Output each entry verbatim and exclude every picture from it.

--- The data ---

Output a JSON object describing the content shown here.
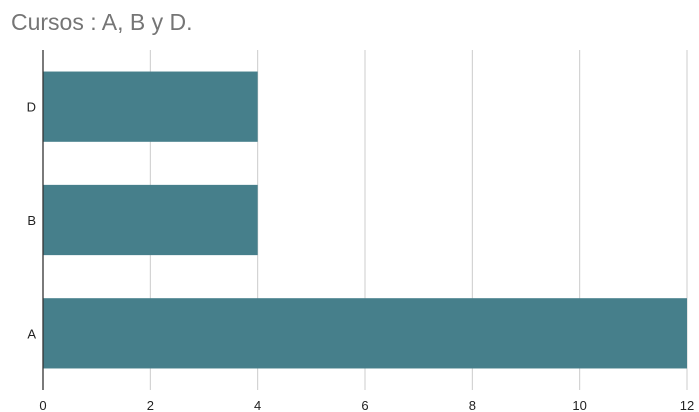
{
  "chart_data": {
    "type": "bar",
    "orientation": "horizontal",
    "title": "Cursos : A, B y D.",
    "categories": [
      "D",
      "B",
      "A"
    ],
    "values": [
      4,
      4,
      12
    ],
    "xlabel": "",
    "ylabel": "",
    "xlim": [
      0,
      12
    ],
    "xticks": [
      "0",
      "2",
      "4",
      "6",
      "8",
      "10",
      "12"
    ],
    "grid": true,
    "legend": "none",
    "bar_color": "#467f8b",
    "grid_color": "#cccccc",
    "axis_color": "#333333"
  }
}
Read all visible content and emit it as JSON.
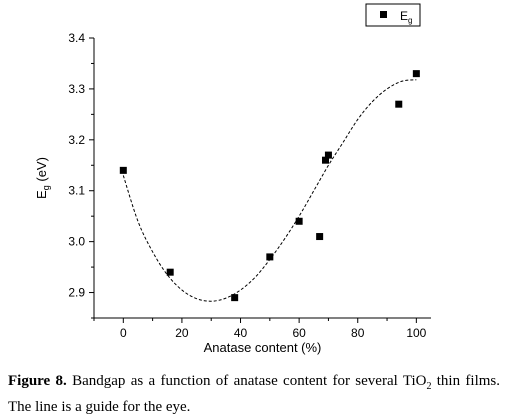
{
  "chart_data": {
    "type": "scatter",
    "xlabel": "Anatase content (%)",
    "ylabel_base": "E",
    "ylabel_sub": "g",
    "ylabel_unit": " (eV)",
    "xlim": [
      -10,
      105
    ],
    "ylim": [
      2.85,
      3.4
    ],
    "x_ticks": [
      0,
      20,
      40,
      60,
      80,
      100
    ],
    "y_ticks": [
      2.9,
      3.0,
      3.1,
      3.2,
      3.3,
      3.4
    ],
    "x_tick_labels": [
      "0",
      "20",
      "40",
      "60",
      "80",
      "100"
    ],
    "y_tick_labels": [
      "2.9",
      "3.0",
      "3.1",
      "3.2",
      "3.3",
      "3.4"
    ],
    "grid": false,
    "legend_position": "top-right",
    "series": [
      {
        "name_base": "E",
        "name_sub": "g",
        "marker": "square",
        "color": "#000000",
        "x": [
          0,
          16,
          38,
          50,
          60,
          67,
          69,
          70,
          94,
          100
        ],
        "y": [
          3.14,
          2.94,
          2.89,
          2.97,
          3.04,
          3.01,
          3.16,
          3.17,
          3.27,
          3.33
        ]
      }
    ],
    "guide_line": {
      "style": "dashed",
      "x": [
        0,
        5,
        10,
        15,
        20,
        25,
        30,
        35,
        40,
        45,
        50,
        55,
        60,
        65,
        70,
        75,
        80,
        85,
        90,
        95,
        100
      ],
      "y": [
        3.13,
        3.04,
        2.98,
        2.935,
        2.905,
        2.888,
        2.883,
        2.889,
        2.905,
        2.93,
        2.965,
        3.005,
        3.05,
        3.1,
        3.15,
        3.195,
        3.24,
        3.275,
        3.3,
        3.315,
        3.318
      ]
    }
  },
  "caption": {
    "label": "Figure 8.",
    "text_before": " Bandgap as a function of anatase content for several TiO",
    "text_sub": "2",
    "text_after": " thin films. The line is a guide for the eye."
  }
}
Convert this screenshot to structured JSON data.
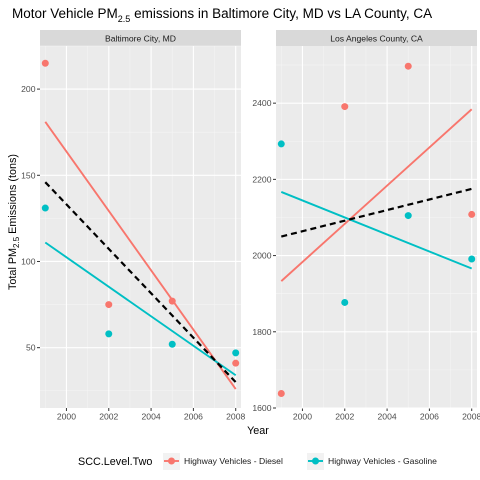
{
  "chart_data": {
    "type": "scatter",
    "title_main": "Motor Vehicle PM",
    "title_sub": "2.5",
    "title_rest": " emissions in Baltimore City, MD vs LA County, CA",
    "xlabel": "Year",
    "ylabel_main": "Total PM",
    "ylabel_sub": "2.5",
    "ylabel_rest": " Emissions (tons)",
    "legend": {
      "title": "SCC.Level.Two",
      "position": "bottom",
      "entries": [
        "Highway Vehicles - Diesel",
        "Highway Vehicles - Gasoline"
      ]
    },
    "colors": {
      "Diesel": "#F8766D",
      "Gasoline": "#00BFC4",
      "overall_trend": "#000000"
    },
    "facets": [
      {
        "label": "Baltimore City, MD",
        "xlim": [
          1998.75,
          2008.25
        ],
        "ylim": [
          15,
          225
        ],
        "xticks": [
          2000,
          2002,
          2004,
          2006,
          2008
        ],
        "yticks": [
          50,
          100,
          150,
          200
        ],
        "series": [
          {
            "name": "Highway Vehicles - Diesel",
            "x": [
              1999,
              2002,
              2005,
              2008
            ],
            "y": [
              215,
              75,
              77,
              41
            ],
            "trend": [
              [
                1999,
                181
              ],
              [
                2008,
                26
              ]
            ]
          },
          {
            "name": "Highway Vehicles - Gasoline",
            "x": [
              1999,
              2002,
              2005,
              2008
            ],
            "y": [
              131,
              58,
              52,
              47
            ],
            "trend": [
              [
                1999,
                111
              ],
              [
                2008,
                34
              ]
            ]
          }
        ],
        "overall_trend": [
          [
            1999,
            146
          ],
          [
            2008,
            30
          ]
        ]
      },
      {
        "label": "Los Angeles County, CA",
        "xlim": [
          1998.75,
          2008.25
        ],
        "ylim": [
          1600,
          2550
        ],
        "xticks": [
          2000,
          2002,
          2004,
          2006,
          2008
        ],
        "yticks": [
          1600,
          1800,
          2000,
          2200,
          2400
        ],
        "series": [
          {
            "name": "Highway Vehicles - Diesel",
            "x": [
              1999,
              2002,
              2005,
              2008
            ],
            "y": [
              1638,
              2391,
              2497,
              2108
            ],
            "trend": [
              [
                1999,
                1933
              ],
              [
                2008,
                2384
              ]
            ]
          },
          {
            "name": "Highway Vehicles - Gasoline",
            "x": [
              1999,
              2002,
              2005,
              2008
            ],
            "y": [
              2293,
              1877,
              2105,
              1991
            ],
            "trend": [
              [
                1999,
                2167
              ],
              [
                2008,
                1966
              ]
            ]
          }
        ],
        "overall_trend": [
          [
            1999,
            2050
          ],
          [
            2008,
            2175
          ]
        ]
      }
    ]
  }
}
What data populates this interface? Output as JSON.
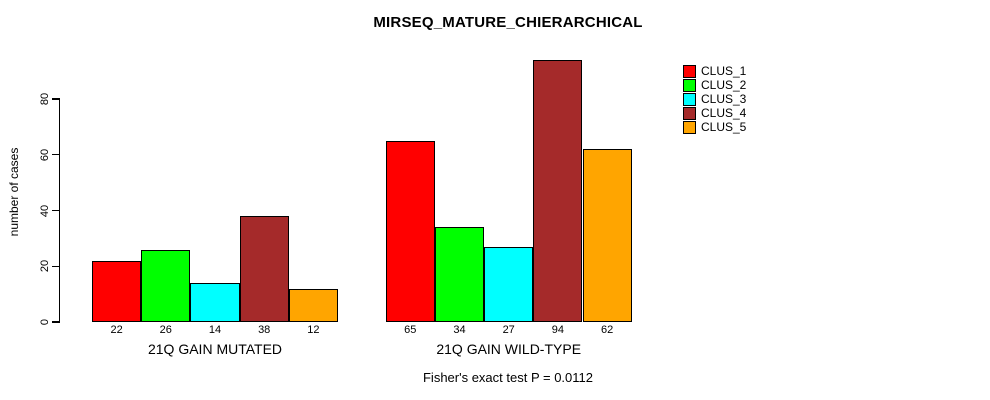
{
  "figure": {
    "title": "MIRSEQ_MATURE_CHIERARCHICAL",
    "caption": "Fisher's exact test P = 0.0112",
    "ylabel": "number of cases"
  },
  "chart_data": {
    "type": "bar",
    "title": "MIRSEQ_MATURE_CHIERARCHICAL",
    "xlabel": "",
    "ylabel": "number of cases",
    "yticks": [
      0,
      20,
      40,
      60,
      80
    ],
    "ylim": [
      0,
      96
    ],
    "grid": false,
    "legend_position": "top-right",
    "bar_value_labels_shown": true,
    "caption": "Fisher's exact test P = 0.0112",
    "categories": [
      "21Q GAIN MUTATED",
      "21Q GAIN WILD-TYPE"
    ],
    "series": [
      {
        "name": "CLUS_1",
        "color": "#FF0000",
        "values": [
          22,
          65
        ]
      },
      {
        "name": "CLUS_2",
        "color": "#00FF00",
        "values": [
          26,
          34
        ]
      },
      {
        "name": "CLUS_3",
        "color": "#00FFFF",
        "values": [
          14,
          27
        ]
      },
      {
        "name": "CLUS_4",
        "color": "#A52A2A",
        "values": [
          38,
          94
        ]
      },
      {
        "name": "CLUS_5",
        "color": "#FFA500",
        "values": [
          12,
          62
        ]
      }
    ]
  }
}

---

> Output for this task:
Output a JSON object describing the content shown here.
{
  "chart_data": {
    "type": "bar",
    "orientation": "horizontal",
    "title": "Cursos : A, B y D.",
    "categories": [
      "D",
      "B",
      "A"
    ],
    "values": [
      4,
      4,
      12
    ],
    "xlabel": "",
    "ylabel": "",
    "xlim": [
      0,
      12
    ],
    "xticks": [
      "0",
      "2",
      "4",
      "6",
      "8",
      "10",
      "12"
    ],
    "grid": true,
    "legend": "none",
    "bar_color": "#467f8b",
    "grid_color": "#cccccc",
    "axis_color": "#333333"
  }
}
Read all visible content and emit it as JSON.
{
  "chart_data": {
    "type": "scatter",
    "xlabel": "Anatase content (%)",
    "ylabel_base": "E",
    "ylabel_sub": "g",
    "ylabel_unit": " (eV)",
    "xlim": [
      -10,
      105
    ],
    "ylim": [
      2.85,
      3.4
    ],
    "x_ticks": [
      0,
      20,
      40,
      60,
      80,
      100
    ],
    "y_ticks": [
      2.9,
      3.0,
      3.1,
      3.2,
      3.3,
      3.4
    ],
    "x_tick_labels": [
      "0",
      "20",
      "40",
      "60",
      "80",
      "100"
    ],
    "y_tick_labels": [
      "2.9",
      "3.0",
      "3.1",
      "3.2",
      "3.3",
      "3.4"
    ],
    "grid": false,
    "legend_position": "top-right",
    "series": [
      {
        "name_base": "E",
        "name_sub": "g",
        "marker": "square",
        "color": "#000000",
        "x": [
          0,
          16,
          38,
          50,
          60,
          67,
          69,
          70,
          94,
          100
        ],
        "y": [
          3.14,
          2.94,
          2.89,
          2.97,
          3.04,
          3.01,
          3.16,
          3.17,
          3.27,
          3.33
        ]
      }
    ],
    "guide_line": {
      "style": "dashed",
      "x": [
        0,
        5,
        10,
        15,
        20,
        25,
        30,
        35,
        40,
        45,
        50,
        55,
        60,
        65,
        70,
        75,
        80,
        85,
        90,
        95,
        100
      ],
      "y": [
        3.13,
        3.04,
        2.98,
        2.935,
        2.905,
        2.888,
        2.883,
        2.889,
        2.905,
        2.93,
        2.965,
        3.005,
        3.05,
        3.1,
        3.15,
        3.195,
        3.24,
        3.275,
        3.3,
        3.315,
        3.318
      ]
    }
  },
  "caption": {
    "label": "Figure 8.",
    "text_before": " Bandgap as a function of anatase content for several TiO",
    "text_sub": "2",
    "text_after": " thin films. The line is a guide for the eye."
  }
}
Convert this screenshot to structured JSON data.
{
  "chart_data": {
    "type": "scatter",
    "title_main": "Motor Vehicle PM",
    "title_sub": "2.5",
    "title_rest": " emissions in Baltimore City, MD vs LA County, CA",
    "xlabel": "Year",
    "ylabel_main": "Total PM",
    "ylabel_sub": "2.5",
    "ylabel_rest": " Emissions (tons)",
    "legend": {
      "title": "SCC.Level.Two",
      "position": "bottom",
      "entries": [
        "Highway Vehicles - Diesel",
        "Highway Vehicles - Gasoline"
      ]
    },
    "colors": {
      "Diesel": "#F8766D",
      "Gasoline": "#00BFC4",
      "overall_trend": "#000000"
    },
    "facets": [
      {
        "label": "Baltimore City, MD",
        "xlim": [
          1998.75,
          2008.25
        ],
        "ylim": [
          15,
          225
        ],
        "xticks": [
          2000,
          2002,
          2004,
          2006,
          2008
        ],
        "yticks": [
          50,
          100,
          150,
          200
        ],
        "series": [
          {
            "name": "Highway Vehicles - Diesel",
            "x": [
              1999,
              2002,
              2005,
              2008
            ],
            "y": [
              215,
              75,
              77,
              41
            ],
            "trend": [
              [
                1999,
                181
              ],
              [
                2008,
                26
              ]
            ]
          },
          {
            "name": "Highway Vehicles - Gasoline",
            "x": [
              1999,
              2002,
              2005,
              2008
            ],
            "y": [
              131,
              58,
              52,
              47
            ],
            "trend": [
              [
                1999,
                111
              ],
              [
                2008,
                34
              ]
            ]
          }
        ],
        "overall_trend": [
          [
            1999,
            146
          ],
          [
            2008,
            30
          ]
        ]
      },
      {
        "label": "Los Angeles County, CA",
        "xlim": [
          1998.75,
          2008.25
        ],
        "ylim": [
          1600,
          2550
        ],
        "xticks": [
          2000,
          2002,
          2004,
          2006,
          2008
        ],
        "yticks": [
          1600,
          1800,
          2000,
          2200,
          2400
        ],
        "series": [
          {
            "name": "Highway Vehicles - Diesel",
            "x": [
              1999,
              2002,
              2005,
              2008
            ],
            "y": [
              1638,
              2391,
              2497,
              2108
            ],
            "trend": [
              [
                1999,
                1933
              ],
              [
                2008,
                2384
              ]
            ]
          },
          {
            "name": "Highway Vehicles - Gasoline",
            "x": [
              1999,
              2002,
              2005,
              2008
            ],
            "y": [
              2293,
              1877,
              2105,
              1991
            ],
            "trend": [
              [
                1999,
                2167
              ],
              [
                2008,
                1966
              ]
            ]
          }
        ],
        "overall_trend": [
          [
            1999,
            2050
          ],
          [
            2008,
            2175
          ]
        ]
      }
    ]
  }
}
What data populates this interface? Output as JSON.
{
  "figure": {
    "title": "MIRSEQ_MATURE_CHIERARCHICAL",
    "caption": "Fisher's exact test P = 0.0112",
    "ylabel": "number of cases"
  },
  "chart_data": {
    "type": "bar",
    "title": "MIRSEQ_MATURE_CHIERARCHICAL",
    "xlabel": "",
    "ylabel": "number of cases",
    "yticks": [
      0,
      20,
      40,
      60,
      80
    ],
    "ylim": [
      0,
      96
    ],
    "grid": false,
    "legend_position": "top-right",
    "bar_value_labels_shown": true,
    "caption": "Fisher's exact test P = 0.0112",
    "categories": [
      "21Q GAIN MUTATED",
      "21Q GAIN WILD-TYPE"
    ],
    "series": [
      {
        "name": "CLUS_1",
        "color": "#FF0000",
        "values": [
          22,
          65
        ]
      },
      {
        "name": "CLUS_2",
        "color": "#00FF00",
        "values": [
          26,
          34
        ]
      },
      {
        "name": "CLUS_3",
        "color": "#00FFFF",
        "values": [
          14,
          27
        ]
      },
      {
        "name": "CLUS_4",
        "color": "#A52A2A",
        "values": [
          38,
          94
        ]
      },
      {
        "name": "CLUS_5",
        "color": "#FFA500",
        "values": [
          12,
          62
        ]
      }
    ]
  }
}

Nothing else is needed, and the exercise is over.